[Saved entries]
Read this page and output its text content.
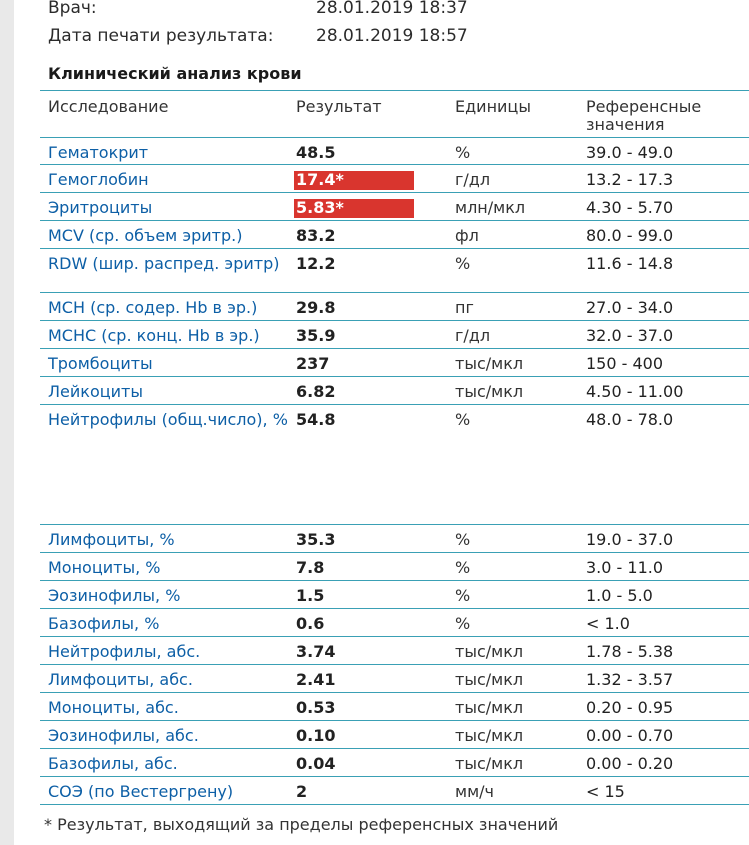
Врач:	28.01.2019 18:37
Дата печати результата:	28.01.2019 18:57
Клинический анализ крови
Исследование	Результат	Единицы	Референсные
значения
Гематокрит	48.5	%	39.0 - 49.0
Гемоглобин	17.4*	г/дл	13.2 - 17.3
Эритроциты	5.83*	млн/мкл	4.30 - 5.70
MCV (ср. объем эритр.)	83.2	фл	80.0 - 99.0
RDW (шир. распред. эритр)	12.2	%	11.6 - 14.8
MCH (ср. содер. Hb в эр.)	29.8	пг	27.0 - 34.0
MCHC (ср. конц. Hb в эр.)	35.9	г/дл	32.0 - 37.0
Тромбоциты	237	тыс/мкл	150 - 400
Лейкоциты	6.82	тыс/мкл	4.50 - 11.00
Нейтрофилы (общ.число), % 54.8	%	48.0 - 78.0
Лимфоциты, %	35.3	%	19.0 - 37.0
Моноциты, %	7.8	%	3.0 - 11.0
Эозинофилы, %	1.5	%	1.0 - 5.0
Базофилы, %	0.6	%	< 1.0
Нейтрофилы, абс.	3.74	тыс/мкл	1.78 - 5.38
Лимфоциты, абс.	2.41	тыс/мкл	1.32 - 3.57
Моноциты, абс.	0.53	тыс/мкл	0.20 - 0.95
Эозинофилы, абс.	0.10	тыс/мкл	0.00 - 0.70
Базофилы, абс.	0.04	тыс/мкл	0.00 - 0.20
СОЭ (по Вестергрену)	2	мм/ч	< 15
* Результат, выходящий за пределы референсных значений
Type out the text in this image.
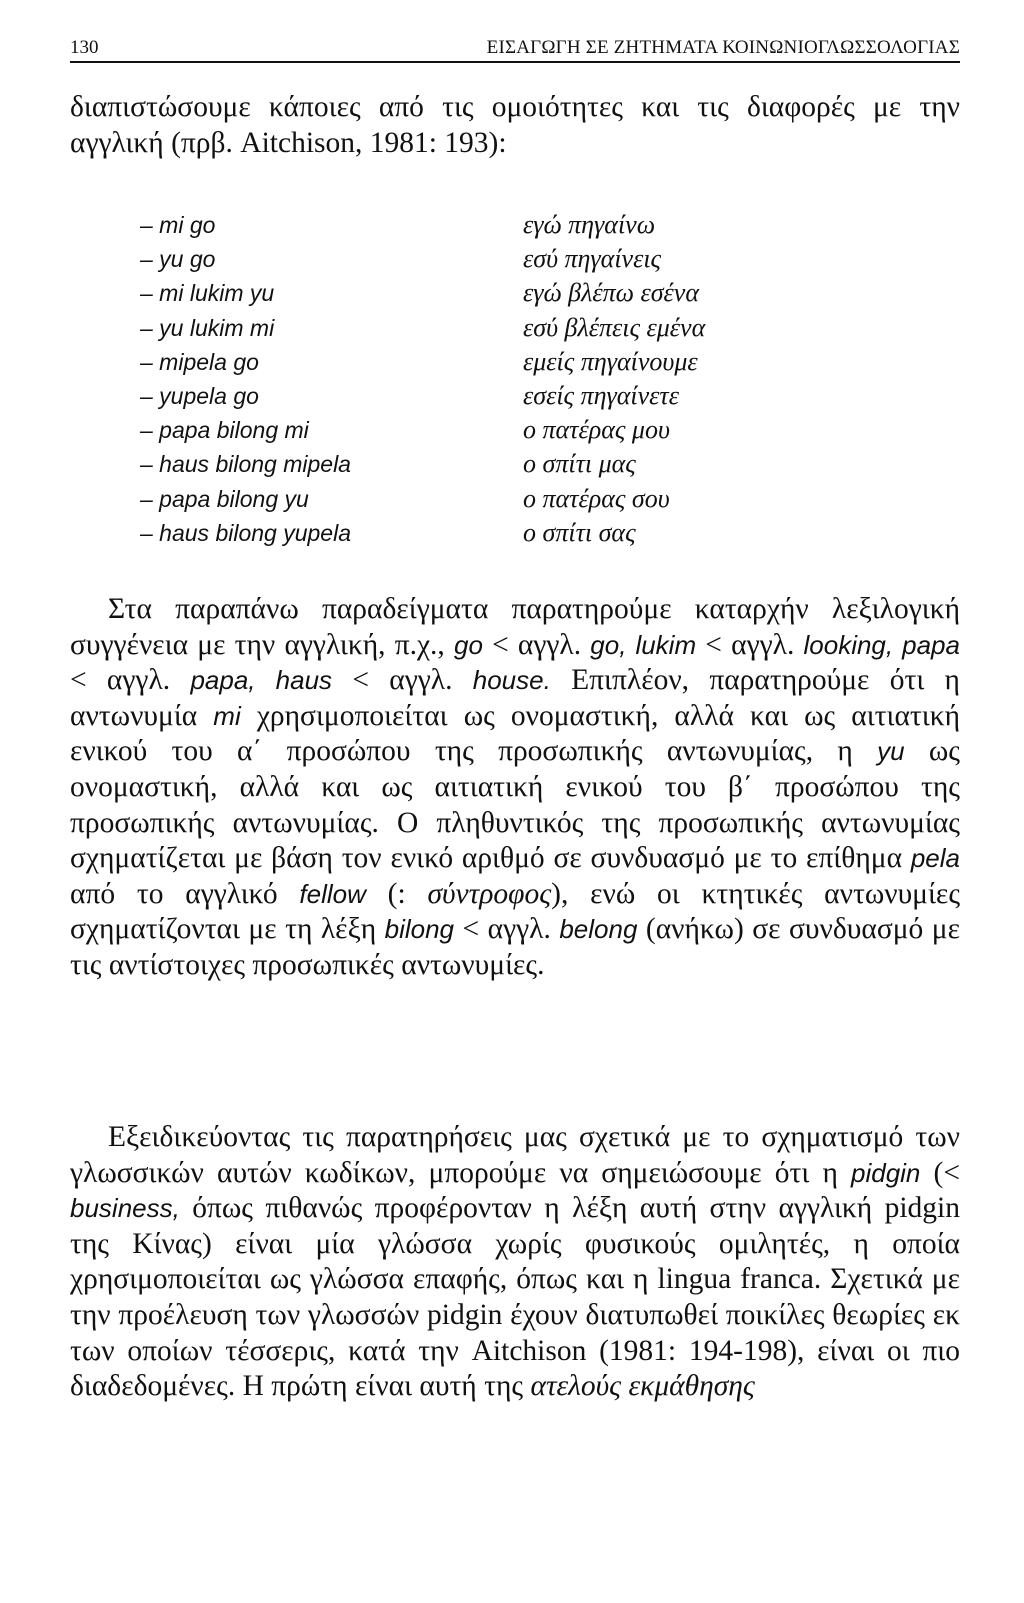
130	ΕΙΣΑΓΩΓΗ ΣΕ ΖΗΤΗΜΑΤΑ ΚΟΙΝΩΝΙΟΓΛΩΣΣΟΛΟΓΙΑΣ
διαπιστώσουμε κάποιες από τις ομοιότητες και τις διαφορές με την αγγλική (πρβ. Aitchison, 1981: 193):
– mi go	εγώ πηγαίνω
– yu go	εσύ πηγαίνεις
– mi lukim yu	εγώ βλέπω εσένα
– yu lukim mi	εσύ βλέπεις εμένα
– mipela go	εμείς πηγαίνουμε
– yupela go	εσείς πηγαίνετε
– papa bilong mi	ο πατέρας μου
– haus bilong mipela	ο σπίτι μας
– papa bilong yu	ο πατέρας σου
– haus bilong yupela	ο σπίτι σας
Στα παραπάνω παραδείγματα παρατηρούμε καταρχήν λεξιλογική συγγένεια με την αγγλική, π.χ., go < αγγλ. go, lukim < αγγλ. looking, papa < αγγλ. papa, haus < αγγλ. house. Επιπλέον, παρατηρούμε ότι η αντωνυμία mi χρησιμοποιείται ως ονομαστική, αλλά και ως αιτιατική ενικού του α΄ προσώπου της προσωπικής αντωνυμίας, η yu ως ονομαστική, αλλά και ως αιτιατική ενικού του β΄ προσώπου της προσωπικής αντωνυμίας. Ο πληθυντικός της προσωπικής αντωνυμίας σχηματίζεται με βάση τον ενικό αριθμό σε συνδυασμό με το επίθημα pela από το αγγλικό fellow (: σύντροφος), ενώ οι κτητικές αντωνυμίες σχηματίζονται με τη λέξη bilong < αγγλ. belong (ανήκω) σε συνδυασμό με τις αντίστοιχες προσωπικές αντωνυμίες.
Εξειδικεύοντας τις παρατηρήσεις μας σχετικά με το σχηματισμό των γλωσσικών αυτών κωδίκων, μπορούμε να σημειώσουμε ότι η pidgin (< business, όπως πιθανώς προφέρονταν η λέξη αυτή στην αγγλική pidgin της Κίνας) είναι μία γλώσσα χωρίς φυσικούς ομιλητές, η οποία χρησιμοποιείται ως γλώσσα επαφής, όπως και η lingua franca. Σχετικά με την προέλευση των γλωσσών pidgin έχουν διατυπωθεί ποικίλες θεωρίες εκ των οποίων τέσσερις, κατά την Aitchison (1981: 194-198), είναι οι πιο διαδεδομένες. Η πρώτη είναι αυτή της ατελούς εκμάθησης
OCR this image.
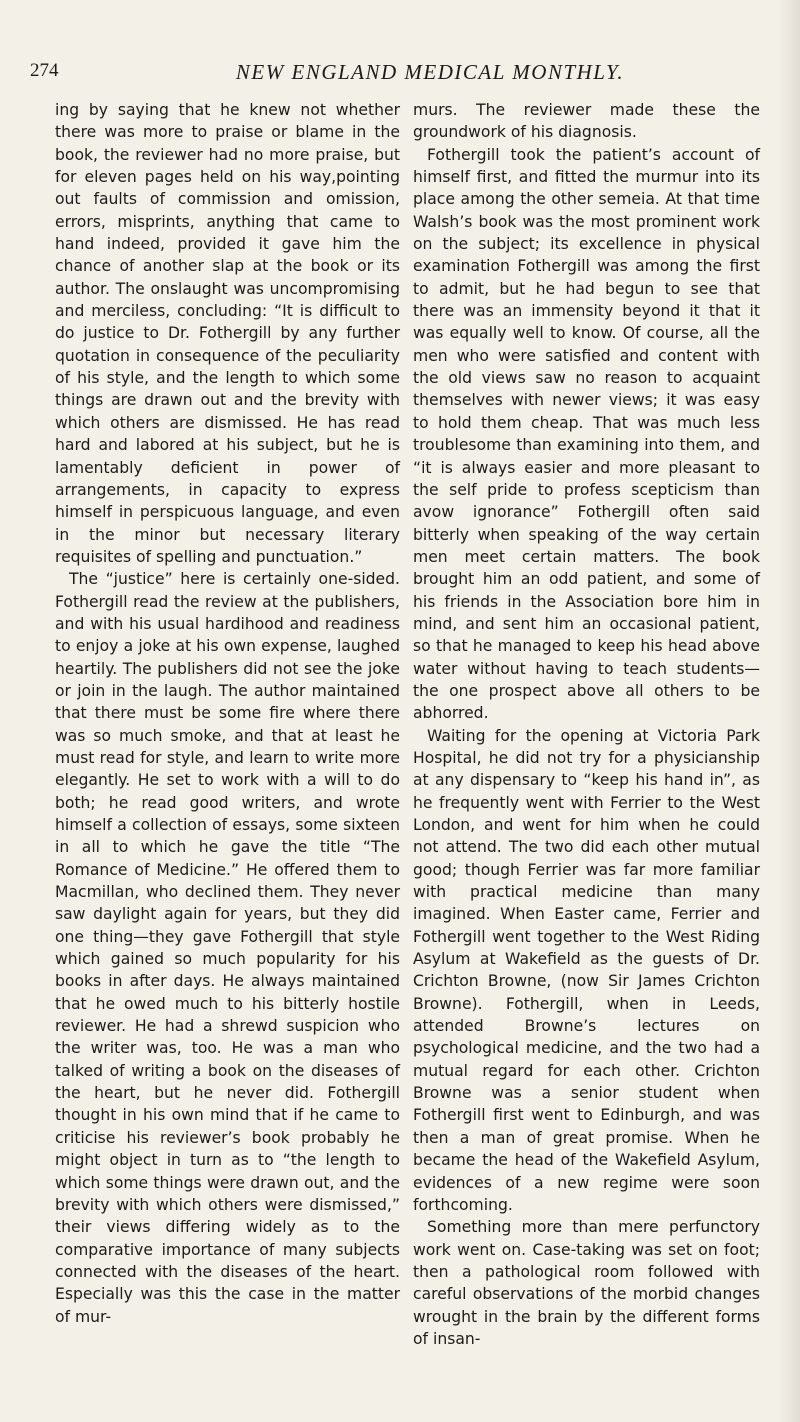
274	NEW ENGLAND MEDICAL MONTHLY.

ing by saying that he knew not whether there was more to praise or blame in the book, the reviewer had no more praise, but for eleven pages held on his way,pointing out faults of commission and omission, errors, misprints, anything that came to hand indeed, provided it gave him the chance of another slap at the book or its author. The onslaught was uncompromising and merciless, concluding: “It is difficult to do justice to Dr. Fothergill by any further quotation in consequence of the peculiarity of his style, and the length to which some things are drawn out and the brevity with which others are dismissed. He has read hard and labored at his subject, but he is lamentably deficient in power of arrangements, in capacity to express himself in perspicuous language, and even in the minor but necessary literary requisites of spelling and punctuation.”

The “justice” here is certainly one-sided. Fothergill read the review at the publishers, and with his usual hardihood and readiness to enjoy a joke at his own expense, laughed heartily. The publishers did not see the joke or join in the laugh. The author maintained that there must be some fire where there was so much smoke, and that at least he must read for style, and learn to write more elegantly. He set to work with a will to do both; he read good writers, and wrote himself a collection of essays, some sixteen in all to which he gave the title “The Romance of Medicine.” He offered them to Macmillan, who declined them. They never saw daylight again for years, but they did one thing—they gave Fothergill that style which gained so much popularity for his books in after days. He always maintained that he owed much to his bitterly hostile reviewer. He had a shrewd suspicion who the writer was, too. He was a man who talked of writing a book on the diseases of the heart, but he never did. Fothergill thought in his own mind that if he came to criticise his reviewer’s book probably he might object in turn as to “the length to which some things were drawn out, and the brevity with which others were dismissed,” their views differing widely as to the comparative importance of many subjects connected with the diseases of the heart. Especially was this the case in the matter of mur-

murs. The reviewer made these the groundwork of his diagnosis.

Fothergill took the patient’s account of himself first, and fitted the murmur into its place among the other semeia. At that time Walsh’s book was the most prominent work on the subject; its excellence in physical examination Fothergill was among the first to admit, but he had begun to see that there was an immensity beyond it that it was equally well to know. Of course, all the men who were satisfied and content with the old views saw no reason to acquaint themselves with newer views; it was easy to hold them cheap. That was much less troublesome than examining into them, and “it is always easier and more pleasant to the self pride to profess scepticism than avow ignorance” Fothergill often said bitterly when speaking of the way certain men meet certain matters. The book brought him an odd patient, and some of his friends in the Association bore him in mind, and sent him an occasional patient, so that he managed to keep his head above water without having to teach students—the one prospect above all others to be abhorred.

Waiting for the opening at Victoria Park Hospital, he did not try for a physicianship at any dispensary to “keep his hand in”, as he frequently went with Ferrier to the West London, and went for him when he could not attend. The two did each other mutual good; though Ferrier was far more familiar with practical medicine than many imagined. When Easter came, Ferrier and Fothergill went together to the West Riding Asylum at Wakefield as the guests of Dr. Crichton Browne, (now Sir James Crichton Browne). Fothergill, when in Leeds, attended Browne’s lectures on psychological medicine, and the two had a mutual regard for each other. Crichton Browne was a senior student when Fothergill first went to Edinburgh, and was then a man of great promise. When he became the head of the Wakefield Asylum, evidences of a new regime were soon forthcoming.

Something more than mere perfunctory work went on. Case-taking was set on foot; then a pathological room followed with careful observations of the morbid changes wrought in the brain by the different forms of insan-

__EXERCISE__
Give every record back exactly as it reads, with no images.

__OUTPUT FOR THIS EXERCISE__
Read this page and output its text content.
Врач:	28.01.2019 18:37
Дата печати результата:	28.01.2019 18:57
Клинический анализ крови
Исследование	Результат	Единицы	Референсные
значения
Гематокрит	48.5	%	39.0 - 49.0
Гемоглобин	17.4*	г/дл	13.2 - 17.3
Эритроциты	5.83*	млн/мкл	4.30 - 5.70
MCV (ср. объем эритр.)	83.2	фл	80.0 - 99.0
RDW (шир. распред. эритр)	12.2	%	11.6 - 14.8
MCH (ср. содер. Hb в эр.)	29.8	пг	27.0 - 34.0
MCHC (ср. конц. Hb в эр.)	35.9	г/дл	32.0 - 37.0
Тромбоциты	237	тыс/мкл	150 - 400
Лейкоциты	6.82	тыс/мкл	4.50 - 11.00
Нейтрофилы (общ.число), % 54.8	%	48.0 - 78.0
Лимфоциты, %	35.3	%	19.0 - 37.0
Моноциты, %	7.8	%	3.0 - 11.0
Эозинофилы, %	1.5	%	1.0 - 5.0
Базофилы, %	0.6	%	< 1.0
Нейтрофилы, абс.	3.74	тыс/мкл	1.78 - 5.38
Лимфоциты, абс.	2.41	тыс/мкл	1.32 - 3.57
Моноциты, абс.	0.53	тыс/мкл	0.20 - 0.95
Эозинофилы, абс.	0.10	тыс/мкл	0.00 - 0.70
Базофилы, абс.	0.04	тыс/мкл	0.00 - 0.20
СОЭ (по Вестергрену)	2	мм/ч	< 15
* Результат, выходящий за пределы референсных значений
Type out the text in this image.
130	ΕΙΣΑΓΩΓΗ ΣΕ ΖΗΤΗΜΑΤΑ ΚΟΙΝΩΝΙΟΓΛΩΣΣΟΛΟΓΙΑΣ
διαπιστώσουμε κάποιες από τις ομοιότητες και τις διαφορές με την αγγλική (πρβ. Aitchison, 1981: 193):
– mi go	εγώ πηγαίνω
– yu go	εσύ πηγαίνεις
– mi lukim yu	εγώ βλέπω εσένα
– yu lukim mi	εσύ βλέπεις εμένα
– mipela go	εμείς πηγαίνουμε
– yupela go	εσείς πηγαίνετε
– papa bilong mi	ο πατέρας μου
– haus bilong mipela	ο σπίτι μας
– papa bilong yu	ο πατέρας σου
– haus bilong yupela	ο σπίτι σας
Στα παραπάνω παραδείγματα παρατηρούμε καταρχήν λεξιλογική συγγένεια με την αγγλική, π.χ., go < αγγλ. go, lukim < αγγλ. looking, papa < αγγλ. papa, haus < αγγλ. house. Επιπλέον, παρατηρούμε ότι η αντωνυμία mi χρησιμοποιείται ως ονομαστική, αλλά και ως αιτιατική ενικού του α΄ προσώπου της προσωπικής αντωνυμίας, η yu ως ονομαστική, αλλά και ως αιτιατική ενικού του β΄ προσώπου της προσωπικής αντωνυμίας. Ο πληθυντικός της προσωπικής αντωνυμίας σχηματίζεται με βάση τον ενικό αριθμό σε συνδυασμό με το επίθημα pela από το αγγλικό fellow (: σύντροφος), ενώ οι κτητικές αντωνυμίες σχηματίζονται με τη λέξη bilong < αγγλ. belong (ανήκω) σε συνδυασμό με τις αντίστοιχες προσωπικές αντωνυμίες.
Εξειδικεύοντας τις παρατηρήσεις μας σχετικά με το σχηματισμό των γλωσσικών αυτών κωδίκων, μπορούμε να σημειώσουμε ότι η pidgin (< business, όπως πιθανώς προφέρονταν η λέξη αυτή στην αγγλική pidgin της Κίνας) είναι μία γλώσσα χωρίς φυσικούς ομιλητές, η οποία χρησιμοποιείται ως γλώσσα επαφής, όπως και η lingua franca. Σχετικά με την προέλευση των γλωσσών pidgin έχουν διατυπωθεί ποικίλες θεωρίες εκ των οποίων τέσσερις, κατά την Aitchison (1981: 194-198), είναι οι πιο διαδεδομένες. Η πρώτη είναι αυτή της ατελούς εκμάθησης
OCR this image.
274	NEW ENGLAND MEDICAL MONTHLY.

ing by saying that he knew not whether there was more to praise or blame in the book, the reviewer had no more praise, but for eleven pages held on his way,pointing out faults of commission and omission, errors, misprints, anything that came to hand indeed, provided it gave him the chance of another slap at the book or its author. The onslaught was uncompromising and merciless, concluding: “It is difficult to do justice to Dr. Fothergill by any further quotation in consequence of the peculiarity of his style, and the length to which some things are drawn out and the brevity with which others are dismissed. He has read hard and labored at his subject, but he is lamentably deficient in power of arrangements, in capacity to express himself in perspicuous language, and even in the minor but necessary literary requisites of spelling and punctuation.”

The “justice” here is certainly one-sided. Fothergill read the review at the publishers, and with his usual hardihood and readiness to enjoy a joke at his own expense, laughed heartily. The publishers did not see the joke or join in the laugh. The author maintained that there must be some fire where there was so much smoke, and that at least he must read for style, and learn to write more elegantly. He set to work with a will to do both; he read good writers, and wrote himself a collection of essays, some sixteen in all to which he gave the title “The Romance of Medicine.” He offered them to Macmillan, who declined them. They never saw daylight again for years, but they did one thing—they gave Fothergill that style which gained so much popularity for his books in after days. He always maintained that he owed much to his bitterly hostile reviewer. He had a shrewd suspicion who the writer was, too. He was a man who talked of writing a book on the diseases of the heart, but he never did. Fothergill thought in his own mind that if he came to criticise his reviewer’s book probably he might object in turn as to “the length to which some things were drawn out, and the brevity with which others were dismissed,” their views differing widely as to the comparative importance of many subjects connected with the diseases of the heart. Especially was this the case in the matter of mur-

murs. The reviewer made these the groundwork of his diagnosis.

Fothergill took the patient’s account of himself first, and fitted the murmur into its place among the other semeia. At that time Walsh’s book was the most prominent work on the subject; its excellence in physical examination Fothergill was among the first to admit, but he had begun to see that there was an immensity beyond it that it was equally well to know. Of course, all the men who were satisfied and content with the old views saw no reason to acquaint themselves with newer views; it was easy to hold them cheap. That was much less troublesome than examining into them, and “it is always easier and more pleasant to the self pride to profess scepticism than avow ignorance” Fothergill often said bitterly when speaking of the way certain men meet certain matters. The book brought him an odd patient, and some of his friends in the Association bore him in mind, and sent him an occasional patient, so that he managed to keep his head above water without having to teach students—the one prospect above all others to be abhorred.

Waiting for the opening at Victoria Park Hospital, he did not try for a physicianship at any dispensary to “keep his hand in”, as he frequently went with Ferrier to the West London, and went for him when he could not attend. The two did each other mutual good; though Ferrier was far more familiar with practical medicine than many imagined. When Easter came, Ferrier and Fothergill went together to the West Riding Asylum at Wakefield as the guests of Dr. Crichton Browne, (now Sir James Crichton Browne). Fothergill, when in Leeds, attended Browne’s lectures on psychological medicine, and the two had a mutual regard for each other. Crichton Browne was a senior student when Fothergill first went to Edinburgh, and was then a man of great promise. When he became the head of the Wakefield Asylum, evidences of a new regime were soon forthcoming.

Something more than mere perfunctory work went on. Case-taking was set on foot; then a pathological room followed with careful observations of the morbid changes wrought in the brain by the different forms of insan-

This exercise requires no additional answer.